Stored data
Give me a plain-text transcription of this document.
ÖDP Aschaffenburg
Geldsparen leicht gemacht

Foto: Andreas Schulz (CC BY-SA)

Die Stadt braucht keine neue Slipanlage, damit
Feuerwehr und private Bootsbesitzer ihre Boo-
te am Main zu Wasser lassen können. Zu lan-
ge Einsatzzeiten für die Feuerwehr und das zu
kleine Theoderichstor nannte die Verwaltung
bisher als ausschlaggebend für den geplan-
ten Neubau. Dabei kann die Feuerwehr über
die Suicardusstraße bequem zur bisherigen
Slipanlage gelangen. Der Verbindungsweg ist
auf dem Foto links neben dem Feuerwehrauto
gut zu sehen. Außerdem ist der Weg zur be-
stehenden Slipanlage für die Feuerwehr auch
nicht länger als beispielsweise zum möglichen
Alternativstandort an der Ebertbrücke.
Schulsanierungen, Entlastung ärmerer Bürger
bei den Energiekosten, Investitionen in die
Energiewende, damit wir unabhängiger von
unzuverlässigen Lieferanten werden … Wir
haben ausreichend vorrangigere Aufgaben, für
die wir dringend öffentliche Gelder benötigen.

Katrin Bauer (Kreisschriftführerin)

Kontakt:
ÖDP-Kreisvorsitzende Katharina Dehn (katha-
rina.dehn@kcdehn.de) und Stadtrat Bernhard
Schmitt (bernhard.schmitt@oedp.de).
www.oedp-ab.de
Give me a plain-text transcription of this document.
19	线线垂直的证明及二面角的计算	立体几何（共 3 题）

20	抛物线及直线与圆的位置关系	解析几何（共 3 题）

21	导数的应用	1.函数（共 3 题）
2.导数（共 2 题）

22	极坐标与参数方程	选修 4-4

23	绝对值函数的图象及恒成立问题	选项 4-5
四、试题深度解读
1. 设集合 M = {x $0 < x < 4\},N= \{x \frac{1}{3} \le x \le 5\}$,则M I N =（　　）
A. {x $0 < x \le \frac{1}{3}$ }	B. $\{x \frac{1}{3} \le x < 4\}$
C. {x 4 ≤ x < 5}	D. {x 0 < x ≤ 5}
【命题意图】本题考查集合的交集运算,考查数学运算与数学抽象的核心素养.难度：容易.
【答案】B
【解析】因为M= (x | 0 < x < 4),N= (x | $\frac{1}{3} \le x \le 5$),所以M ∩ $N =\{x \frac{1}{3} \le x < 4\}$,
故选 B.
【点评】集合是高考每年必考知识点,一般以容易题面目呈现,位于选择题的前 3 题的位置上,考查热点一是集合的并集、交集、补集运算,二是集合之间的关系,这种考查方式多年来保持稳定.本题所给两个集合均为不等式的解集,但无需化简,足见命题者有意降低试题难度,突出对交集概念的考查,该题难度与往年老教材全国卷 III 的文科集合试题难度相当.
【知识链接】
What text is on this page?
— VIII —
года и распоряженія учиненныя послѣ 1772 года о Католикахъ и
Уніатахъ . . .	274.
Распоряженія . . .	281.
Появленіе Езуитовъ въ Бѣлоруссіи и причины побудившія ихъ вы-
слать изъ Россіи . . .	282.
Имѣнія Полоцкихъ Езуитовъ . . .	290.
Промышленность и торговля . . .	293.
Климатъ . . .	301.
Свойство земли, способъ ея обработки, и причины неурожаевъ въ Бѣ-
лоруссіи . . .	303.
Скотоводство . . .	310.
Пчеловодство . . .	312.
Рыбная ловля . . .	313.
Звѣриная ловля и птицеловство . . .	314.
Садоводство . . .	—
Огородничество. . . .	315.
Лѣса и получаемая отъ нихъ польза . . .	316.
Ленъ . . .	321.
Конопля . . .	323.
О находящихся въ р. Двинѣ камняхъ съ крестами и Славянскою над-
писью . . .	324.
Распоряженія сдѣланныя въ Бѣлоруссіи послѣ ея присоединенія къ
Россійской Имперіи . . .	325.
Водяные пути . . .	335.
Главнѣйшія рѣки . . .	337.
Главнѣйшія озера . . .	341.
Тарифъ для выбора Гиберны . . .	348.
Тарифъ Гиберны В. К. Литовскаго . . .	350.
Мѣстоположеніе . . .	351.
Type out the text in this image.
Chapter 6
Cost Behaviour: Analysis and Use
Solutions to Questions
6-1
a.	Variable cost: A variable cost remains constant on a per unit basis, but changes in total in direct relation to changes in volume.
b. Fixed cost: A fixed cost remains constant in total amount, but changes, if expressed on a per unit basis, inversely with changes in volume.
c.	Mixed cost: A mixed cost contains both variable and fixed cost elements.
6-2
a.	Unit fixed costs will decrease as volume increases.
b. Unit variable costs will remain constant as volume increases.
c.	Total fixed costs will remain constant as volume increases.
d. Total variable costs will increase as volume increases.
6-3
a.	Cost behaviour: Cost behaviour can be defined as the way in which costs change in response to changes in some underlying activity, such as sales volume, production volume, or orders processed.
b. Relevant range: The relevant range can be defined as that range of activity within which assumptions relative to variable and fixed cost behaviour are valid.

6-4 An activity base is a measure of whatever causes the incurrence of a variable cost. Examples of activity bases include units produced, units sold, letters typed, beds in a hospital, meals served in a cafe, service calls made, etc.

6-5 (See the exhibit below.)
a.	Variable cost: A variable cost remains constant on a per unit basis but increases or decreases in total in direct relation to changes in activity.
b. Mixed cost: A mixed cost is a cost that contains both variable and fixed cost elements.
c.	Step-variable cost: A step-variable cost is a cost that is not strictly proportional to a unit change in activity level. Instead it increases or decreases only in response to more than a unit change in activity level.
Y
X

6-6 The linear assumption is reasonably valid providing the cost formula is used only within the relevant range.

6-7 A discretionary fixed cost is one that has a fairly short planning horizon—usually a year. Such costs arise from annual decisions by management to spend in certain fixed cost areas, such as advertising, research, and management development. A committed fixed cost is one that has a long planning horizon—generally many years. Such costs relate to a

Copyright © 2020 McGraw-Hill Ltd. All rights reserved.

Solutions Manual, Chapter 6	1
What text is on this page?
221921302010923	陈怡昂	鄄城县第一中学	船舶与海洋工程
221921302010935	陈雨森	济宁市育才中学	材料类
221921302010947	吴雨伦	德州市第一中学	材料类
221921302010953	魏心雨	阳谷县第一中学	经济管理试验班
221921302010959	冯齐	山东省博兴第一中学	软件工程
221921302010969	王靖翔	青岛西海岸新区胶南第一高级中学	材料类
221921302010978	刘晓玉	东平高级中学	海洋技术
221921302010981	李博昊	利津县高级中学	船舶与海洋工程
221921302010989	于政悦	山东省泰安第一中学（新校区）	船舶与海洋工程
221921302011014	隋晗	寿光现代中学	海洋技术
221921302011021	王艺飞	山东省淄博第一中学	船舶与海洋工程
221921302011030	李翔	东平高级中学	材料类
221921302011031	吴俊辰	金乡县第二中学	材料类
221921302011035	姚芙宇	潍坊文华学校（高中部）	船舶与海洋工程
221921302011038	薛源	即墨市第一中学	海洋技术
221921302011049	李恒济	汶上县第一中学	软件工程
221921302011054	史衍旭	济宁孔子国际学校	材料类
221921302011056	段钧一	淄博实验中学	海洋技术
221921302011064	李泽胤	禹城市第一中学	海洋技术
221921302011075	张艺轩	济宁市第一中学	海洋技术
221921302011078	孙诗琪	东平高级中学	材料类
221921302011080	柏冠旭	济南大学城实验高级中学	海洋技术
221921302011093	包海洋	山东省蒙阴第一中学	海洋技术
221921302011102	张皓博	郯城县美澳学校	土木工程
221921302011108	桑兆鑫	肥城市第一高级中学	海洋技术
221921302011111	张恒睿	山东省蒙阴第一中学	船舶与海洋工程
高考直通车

THE REQUEST: Return each entry from the material above exactly as it appears.

TASK RESULT:
Give me a plain-text transcription of this document.
ÖDP Aschaffenburg
Geldsparen leicht gemacht

Foto: Andreas Schulz (CC BY-SA)

Die Stadt braucht keine neue Slipanlage, damit
Feuerwehr und private Bootsbesitzer ihre Boo-
te am Main zu Wasser lassen können. Zu lan-
ge Einsatzzeiten für die Feuerwehr und das zu
kleine Theoderichstor nannte die Verwaltung
bisher als ausschlaggebend für den geplan-
ten Neubau. Dabei kann die Feuerwehr über
die Suicardusstraße bequem zur bisherigen
Slipanlage gelangen. Der Verbindungsweg ist
auf dem Foto links neben dem Feuerwehrauto
gut zu sehen. Außerdem ist der Weg zur be-
stehenden Slipanlage für die Feuerwehr auch
nicht länger als beispielsweise zum möglichen
Alternativstandort an der Ebertbrücke.
Schulsanierungen, Entlastung ärmerer Bürger
bei den Energiekosten, Investitionen in die
Energiewende, damit wir unabhängiger von
unzuverlässigen Lieferanten werden … Wir
haben ausreichend vorrangigere Aufgaben, für
die wir dringend öffentliche Gelder benötigen.

Katrin Bauer (Kreisschriftführerin)

Kontakt:
ÖDP-Kreisvorsitzende Katharina Dehn (katha-
rina.dehn@kcdehn.de) und Stadtrat Bernhard
Schmitt (bernhard.schmitt@oedp.de).
www.oedp-ab.de
Give me a plain-text transcription of this document.
19	线线垂直的证明及二面角的计算	立体几何（共 3 题）

20	抛物线及直线与圆的位置关系	解析几何（共 3 题）

21	导数的应用	1.函数（共 3 题）
2.导数（共 2 题）

22	极坐标与参数方程	选修 4-4

23	绝对值函数的图象及恒成立问题	选项 4-5
四、试题深度解读
1. 设集合 M = {x $0 < x < 4\},N= \{x \frac{1}{3} \le x \le 5\}$,则M I N =（　　）
A. {x $0 < x \le \frac{1}{3}$ }	B. $\{x \frac{1}{3} \le x < 4\}$
C. {x 4 ≤ x < 5}	D. {x 0 < x ≤ 5}
【命题意图】本题考查集合的交集运算,考查数学运算与数学抽象的核心素养.难度：容易.
【答案】B
【解析】因为M= (x | 0 < x < 4),N= (x | $\frac{1}{3} \le x \le 5$),所以M ∩ $N =\{x \frac{1}{3} \le x < 4\}$,
故选 B.
【点评】集合是高考每年必考知识点,一般以容易题面目呈现,位于选择题的前 3 题的位置上,考查热点一是集合的并集、交集、补集运算,二是集合之间的关系,这种考查方式多年来保持稳定.本题所给两个集合均为不等式的解集,但无需化简,足见命题者有意降低试题难度,突出对交集概念的考查,该题难度与往年老教材全国卷 III 的文科集合试题难度相当.
【知识链接】
What text is on this page?
— VIII —
года и распоряженія учиненныя послѣ 1772 года о Католикахъ и
Уніатахъ . . .	274.
Распоряженія . . .	281.
Появленіе Езуитовъ въ Бѣлоруссіи и причины побудившія ихъ вы-
слать изъ Россіи . . .	282.
Имѣнія Полоцкихъ Езуитовъ . . .	290.
Промышленность и торговля . . .	293.
Климатъ . . .	301.
Свойство земли, способъ ея обработки, и причины неурожаевъ въ Бѣ-
лоруссіи . . .	303.
Скотоводство . . .	310.
Пчеловодство . . .	312.
Рыбная ловля . . .	313.
Звѣриная ловля и птицеловство . . .	314.
Садоводство . . .	—
Огородничество. . . .	315.
Лѣса и получаемая отъ нихъ польза . . .	316.
Ленъ . . .	321.
Конопля . . .	323.
О находящихся въ р. Двинѣ камняхъ съ крестами и Славянскою над-
писью . . .	324.
Распоряженія сдѣланныя въ Бѣлоруссіи послѣ ея присоединенія къ
Россійской Имперіи . . .	325.
Водяные пути . . .	335.
Главнѣйшія рѣки . . .	337.
Главнѣйшія озера . . .	341.
Тарифъ для выбора Гиберны . . .	348.
Тарифъ Гиберны В. К. Литовскаго . . .	350.
Мѣстоположеніе . . .	351.
Type out the text in this image.
Chapter 6
Cost Behaviour: Analysis and Use
Solutions to Questions
6-1
a.	Variable cost: A variable cost remains constant on a per unit basis, but changes in total in direct relation to changes in volume.
b. Fixed cost: A fixed cost remains constant in total amount, but changes, if expressed on a per unit basis, inversely with changes in volume.
c.	Mixed cost: A mixed cost contains both variable and fixed cost elements.
6-2
a.	Unit fixed costs will decrease as volume increases.
b. Unit variable costs will remain constant as volume increases.
c.	Total fixed costs will remain constant as volume increases.
d. Total variable costs will increase as volume increases.
6-3
a.	Cost behaviour: Cost behaviour can be defined as the way in which costs change in response to changes in some underlying activity, such as sales volume, production volume, or orders processed.
b. Relevant range: The relevant range can be defined as that range of activity within which assumptions relative to variable and fixed cost behaviour are valid.

6-4 An activity base is a measure of whatever causes the incurrence of a variable cost. Examples of activity bases include units produced, units sold, letters typed, beds in a hospital, meals served in a cafe, service calls made, etc.

6-5 (See the exhibit below.)
a.	Variable cost: A variable cost remains constant on a per unit basis but increases or decreases in total in direct relation to changes in activity.
b. Mixed cost: A mixed cost is a cost that contains both variable and fixed cost elements.
c.	Step-variable cost: A step-variable cost is a cost that is not strictly proportional to a unit change in activity level. Instead it increases or decreases only in response to more than a unit change in activity level.
Y
X

6-6 The linear assumption is reasonably valid providing the cost formula is used only within the relevant range.

6-7 A discretionary fixed cost is one that has a fairly short planning horizon—usually a year. Such costs arise from annual decisions by management to spend in certain fixed cost areas, such as advertising, research, and management development. A committed fixed cost is one that has a long planning horizon—generally many years. Such costs relate to a

Copyright © 2020 McGraw-Hill Ltd. All rights reserved.

Solutions Manual, Chapter 6	1
What text is on this page?
221921302010923	陈怡昂	鄄城县第一中学	船舶与海洋工程
221921302010935	陈雨森	济宁市育才中学	材料类
221921302010947	吴雨伦	德州市第一中学	材料类
221921302010953	魏心雨	阳谷县第一中学	经济管理试验班
221921302010959	冯齐	山东省博兴第一中学	软件工程
221921302010969	王靖翔	青岛西海岸新区胶南第一高级中学	材料类
221921302010978	刘晓玉	东平高级中学	海洋技术
221921302010981	李博昊	利津县高级中学	船舶与海洋工程
221921302010989	于政悦	山东省泰安第一中学（新校区）	船舶与海洋工程
221921302011014	隋晗	寿光现代中学	海洋技术
221921302011021	王艺飞	山东省淄博第一中学	船舶与海洋工程
221921302011030	李翔	东平高级中学	材料类
221921302011031	吴俊辰	金乡县第二中学	材料类
221921302011035	姚芙宇	潍坊文华学校（高中部）	船舶与海洋工程
221921302011038	薛源	即墨市第一中学	海洋技术
221921302011049	李恒济	汶上县第一中学	软件工程
221921302011054	史衍旭	济宁孔子国际学校	材料类
221921302011056	段钧一	淄博实验中学	海洋技术
221921302011064	李泽胤	禹城市第一中学	海洋技术
221921302011075	张艺轩	济宁市第一中学	海洋技术
221921302011078	孙诗琪	东平高级中学	材料类
221921302011080	柏冠旭	济南大学城实验高级中学	海洋技术
221921302011093	包海洋	山东省蒙阴第一中学	海洋技术
221921302011102	张皓博	郯城县美澳学校	土木工程
221921302011108	桑兆鑫	肥城市第一高级中学	海洋技术
221921302011111	张恒睿	山东省蒙阴第一中学	船舶与海洋工程
高考直通车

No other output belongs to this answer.